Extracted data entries

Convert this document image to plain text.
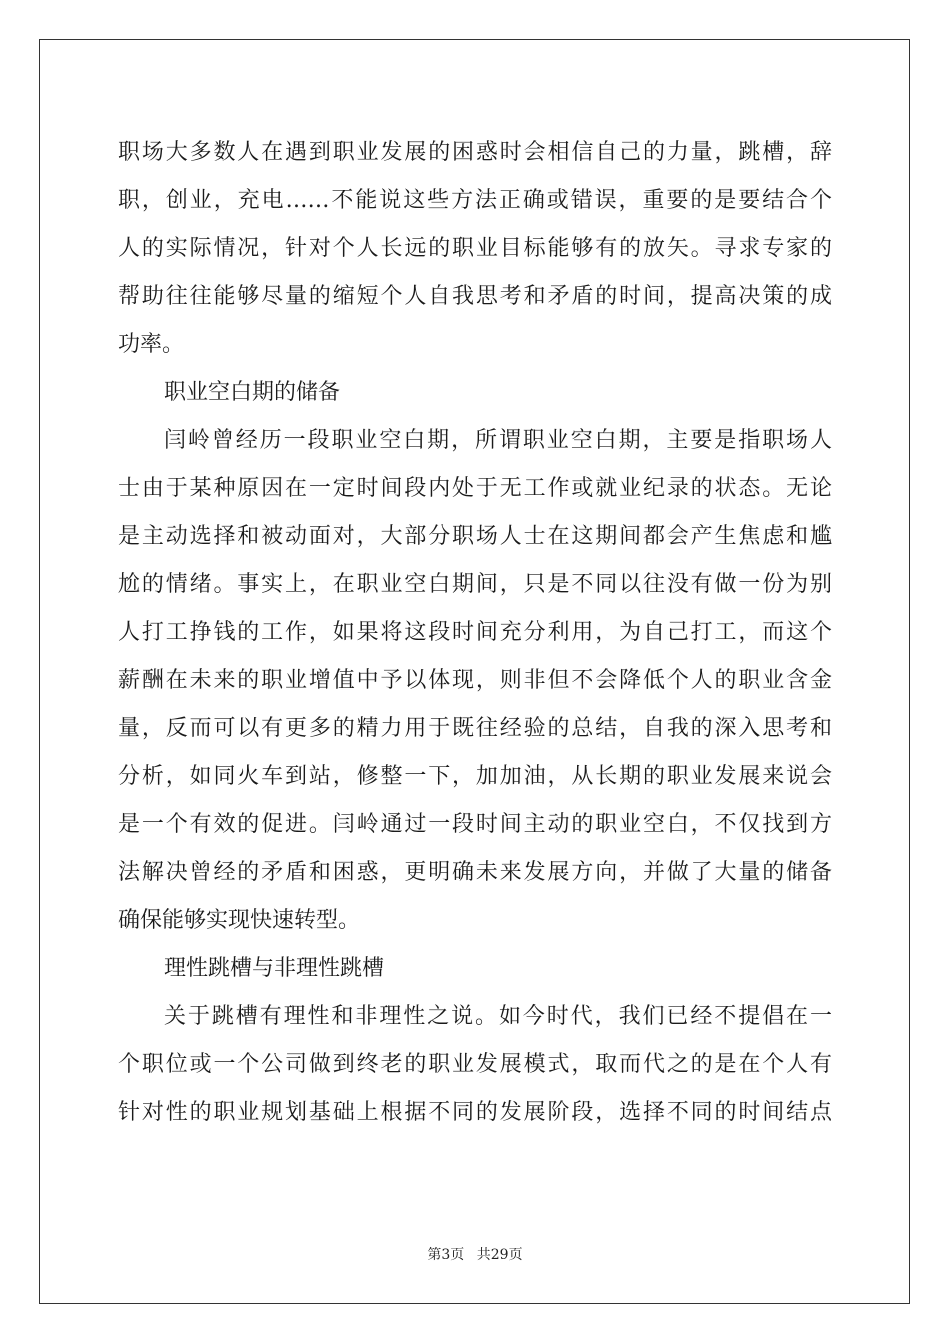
职场大多数人在遇到职业发展的困惑时会相信自己的力量，跳槽，辞
职，创业，充电……不能说这些方法正确或错误，重要的是要结合个
人的实际情况，针对个人长远的职业目标能够有的放矢。寻求专家的
帮助往往能够尽量的缩短个人自我思考和矛盾的时间，提高决策的成
功率。
职业空白期的储备
闫岭曾经历一段职业空白期，所谓职业空白期，主要是指职场人
士由于某种原因在一定时间段内处于无工作或就业纪录的状态。无论
是主动选择和被动面对，大部分职场人士在这期间都会产生焦虑和尴
尬的情绪。事实上，在职业空白期间，只是不同以往没有做一份为别
人打工挣钱的工作，如果将这段时间充分利用，为自己打工，而这个
薪酬在未来的职业增值中予以体现，则非但不会降低个人的职业含金
量，反而可以有更多的精力用于既往经验的总结，自我的深入思考和
分析，如同火车到站，修整一下，加加油，从长期的职业发展来说会
是一个有效的促进。闫岭通过一段时间主动的职业空白，不仅找到方
法解决曾经的矛盾和困惑，更明确未来发展方向，并做了大量的储备
确保能够实现快速转型。
理性跳槽与非理性跳槽
关于跳槽有理性和非理性之说。如今时代，我们已经不提倡在一
个职位或一个公司做到终老的职业发展模式，取而代之的是在个人有
针对性的职业规划基础上根据不同的发展阶段，选择不同的时间结点
第3页 共29页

● **Do this**
Give back each entry exactly as it appears, with no pictures.

● **Response to this task**
Convert this document image to plain text.
职场大多数人在遇到职业发展的困惑时会相信自己的力量，跳槽，辞
职，创业，充电……不能说这些方法正确或错误，重要的是要结合个
人的实际情况，针对个人长远的职业目标能够有的放矢。寻求专家的
帮助往往能够尽量的缩短个人自我思考和矛盾的时间，提高决策的成
功率。
职业空白期的储备
闫岭曾经历一段职业空白期，所谓职业空白期，主要是指职场人
士由于某种原因在一定时间段内处于无工作或就业纪录的状态。无论
是主动选择和被动面对，大部分职场人士在这期间都会产生焦虑和尴
尬的情绪。事实上，在职业空白期间，只是不同以往没有做一份为别
人打工挣钱的工作，如果将这段时间充分利用，为自己打工，而这个
薪酬在未来的职业增值中予以体现，则非但不会降低个人的职业含金
量，反而可以有更多的精力用于既往经验的总结，自我的深入思考和
分析，如同火车到站，修整一下，加加油，从长期的职业发展来说会
是一个有效的促进。闫岭通过一段时间主动的职业空白，不仅找到方
法解决曾经的矛盾和困惑，更明确未来发展方向，并做了大量的储备
确保能够实现快速转型。
理性跳槽与非理性跳槽
关于跳槽有理性和非理性之说。如今时代，我们已经不提倡在一
个职位或一个公司做到终老的职业发展模式，取而代之的是在个人有
针对性的职业规划基础上根据不同的发展阶段，选择不同的时间结点
第3页 共29页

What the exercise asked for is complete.